* START *

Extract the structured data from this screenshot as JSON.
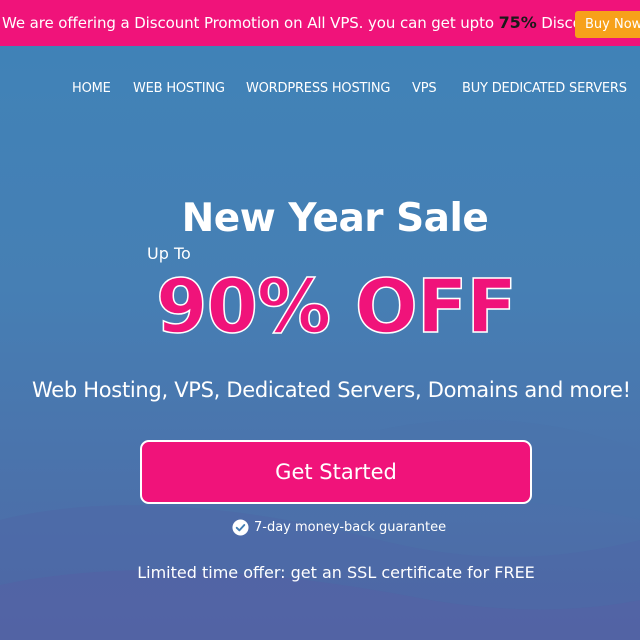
{
  "promo": {
    "text": "We are offering a Discount Promotion on All VPS. you can get upto ",
    "percent": "75%",
    "suffix": " Discount",
    "button_label": "Buy Now"
  },
  "nav": {
    "items": [
      {
        "label": "HOME"
      },
      {
        "label": "WEB HOSTING"
      },
      {
        "label": "WORDPRESS HOSTING"
      },
      {
        "label": "VPS"
      },
      {
        "label": "BUY DEDICATED SERVERS"
      }
    ]
  },
  "hero": {
    "title": "New Year Sale",
    "up_to": "Up To",
    "discount": "90% OFF",
    "subtitle": "Web Hosting, VPS, Dedicated Servers, Domains and more!",
    "cta_label": "Get Started",
    "guarantee": "7-day money-back guarantee",
    "ssl_offer": "Limited time offer: get an SSL certificate for FREE"
  },
  "colors": {
    "accent_pink": "#f0137a",
    "button_orange": "#f7a11a",
    "background_blue": "#437fb4"
  },
  "icons": {
    "guarantee_icon": "check-circle-icon"
  }
}
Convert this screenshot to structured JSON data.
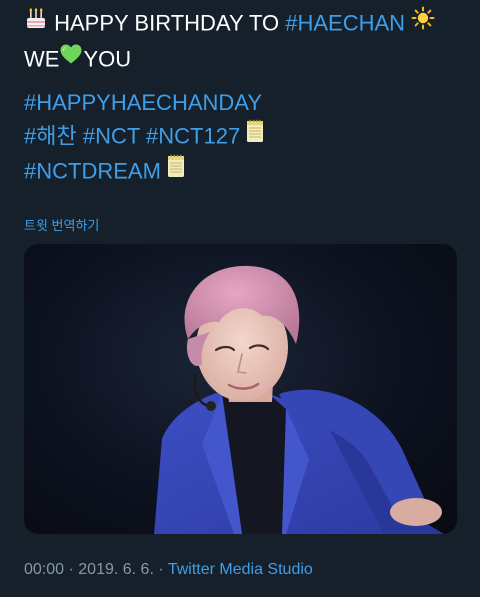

* END *

Restate the records above in full, word for word. Keep pictures out.

## The output:
Extract the structured data from this screenshot as JSON.
{
  "promo": {
    "text": "We are offering a Discount Promotion on All VPS. you can get upto ",
    "percent": "75%",
    "suffix": " Discount",
    "button_label": "Buy Now"
  },
  "nav": {
    "items": [
      {
        "label": "HOME"
      },
      {
        "label": "WEB HOSTING"
      },
      {
        "label": "WORDPRESS HOSTING"
      },
      {
        "label": "VPS"
      },
      {
        "label": "BUY DEDICATED SERVERS"
      }
    ]
  },
  "hero": {
    "title": "New Year Sale",
    "up_to": "Up To",
    "discount": "90% OFF",
    "subtitle": "Web Hosting, VPS, Dedicated Servers, Domains and more!",
    "cta_label": "Get Started",
    "guarantee": "7-day money-back guarantee",
    "ssl_offer": "Limited time offer: get an SSL certificate for FREE"
  },
  "colors": {
    "accent_pink": "#f0137a",
    "button_orange": "#f7a11a",
    "background_blue": "#437fb4"
  },
  "icons": {
    "guarantee_icon": "check-circle-icon"
  }
}
Convert this screenshot to structured JSON data.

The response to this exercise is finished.